Problem to solve: Would you give the data below back exactly as it reads?
===== Source records
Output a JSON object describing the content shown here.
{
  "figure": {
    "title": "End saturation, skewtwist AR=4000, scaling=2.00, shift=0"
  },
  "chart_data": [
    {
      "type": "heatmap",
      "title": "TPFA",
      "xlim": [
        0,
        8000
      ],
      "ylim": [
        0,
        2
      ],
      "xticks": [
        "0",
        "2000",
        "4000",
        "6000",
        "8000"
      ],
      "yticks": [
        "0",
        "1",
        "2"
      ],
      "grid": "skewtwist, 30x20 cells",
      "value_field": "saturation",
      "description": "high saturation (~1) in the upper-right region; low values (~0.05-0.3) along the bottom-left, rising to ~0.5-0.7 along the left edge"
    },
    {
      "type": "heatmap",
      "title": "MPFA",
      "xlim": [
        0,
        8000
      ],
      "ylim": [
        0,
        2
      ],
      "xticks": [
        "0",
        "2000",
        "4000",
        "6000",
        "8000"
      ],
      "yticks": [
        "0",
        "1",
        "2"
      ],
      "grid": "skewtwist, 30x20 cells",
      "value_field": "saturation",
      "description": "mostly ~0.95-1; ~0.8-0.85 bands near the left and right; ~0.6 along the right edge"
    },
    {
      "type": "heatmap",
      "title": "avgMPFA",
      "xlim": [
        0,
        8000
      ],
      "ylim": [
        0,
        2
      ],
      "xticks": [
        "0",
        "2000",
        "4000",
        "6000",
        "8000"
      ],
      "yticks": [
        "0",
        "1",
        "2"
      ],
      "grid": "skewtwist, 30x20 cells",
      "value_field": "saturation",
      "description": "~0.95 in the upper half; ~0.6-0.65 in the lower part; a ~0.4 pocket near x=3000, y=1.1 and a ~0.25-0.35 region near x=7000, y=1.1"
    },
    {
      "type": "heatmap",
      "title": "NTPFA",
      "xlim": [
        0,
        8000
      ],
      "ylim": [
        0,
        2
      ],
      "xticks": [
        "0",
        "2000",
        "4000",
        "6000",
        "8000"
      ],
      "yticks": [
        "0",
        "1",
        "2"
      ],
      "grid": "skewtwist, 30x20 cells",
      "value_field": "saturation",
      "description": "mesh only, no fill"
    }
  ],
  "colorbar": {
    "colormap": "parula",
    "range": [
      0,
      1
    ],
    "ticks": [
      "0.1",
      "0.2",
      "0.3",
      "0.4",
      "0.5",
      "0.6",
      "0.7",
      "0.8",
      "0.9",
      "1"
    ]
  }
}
==========
Written answer:
Output a JSON object describing the content shown here.
{
  "figure": {
    "title": "End saturation, skewtwist AR=4000, scaling=2.00, shift=0"
  },
  "chart_data": [
    {
      "type": "heatmap",
      "title": "TPFA",
      "xlim": [
        0,
        8000
      ],
      "ylim": [
        0,
        2
      ],
      "xticks": [
        "0",
        "2000",
        "4000",
        "6000",
        "8000"
      ],
      "yticks": [
        "0",
        "1",
        "2"
      ],
      "grid": "skewtwist, 30x20 cells",
      "value_field": "saturation",
      "description": "high saturation (~1) in the upper-right region; low values (~0.05-0.3) along the bottom-left, rising to ~0.5-0.7 along the left edge"
    },
    {
      "type": "heatmap",
      "title": "MPFA",
      "xlim": [
        0,
        8000
      ],
      "ylim": [
        0,
        2
      ],
      "xticks": [
        "0",
        "2000",
        "4000",
        "6000",
        "8000"
      ],
      "yticks": [
        "0",
        "1",
        "2"
      ],
      "grid": "skewtwist, 30x20 cells",
      "value_field": "saturation",
      "description": "mostly ~0.95-1; ~0.8-0.85 bands near the left and right; ~0.6 along the right edge"
    },
    {
      "type": "heatmap",
      "title": "avgMPFA",
      "xlim": [
        0,
        8000
      ],
      "ylim": [
        0,
        2
      ],
      "xticks": [
        "0",
        "2000",
        "4000",
        "6000",
        "8000"
      ],
      "yticks": [
        "0",
        "1",
        "2"
      ],
      "grid": "skewtwist, 30x20 cells",
      "value_field": "saturation",
      "description": "~0.95 in the upper half; ~0.6-0.65 in the lower part; a ~0.4 pocket near x=3000, y=1.1 and a ~0.25-0.35 region near x=7000, y=1.1"
    },
    {
      "type": "heatmap",
      "title": "NTPFA",
      "xlim": [
        0,
        8000
      ],
      "ylim": [
        0,
        2
      ],
      "xticks": [
        "0",
        "2000",
        "4000",
        "6000",
        "8000"
      ],
      "yticks": [
        "0",
        "1",
        "2"
      ],
      "grid": "skewtwist, 30x20 cells",
      "value_field": "saturation",
      "description": "mesh only, no fill"
    }
  ],
  "colorbar": {
    "colormap": "parula",
    "range": [
      0,
      1
    ],
    "ticks": [
      "0.1",
      "0.2",
      "0.3",
      "0.4",
      "0.5",
      "0.6",
      "0.7",
      "0.8",
      "0.9",
      "1"
    ]
  }
}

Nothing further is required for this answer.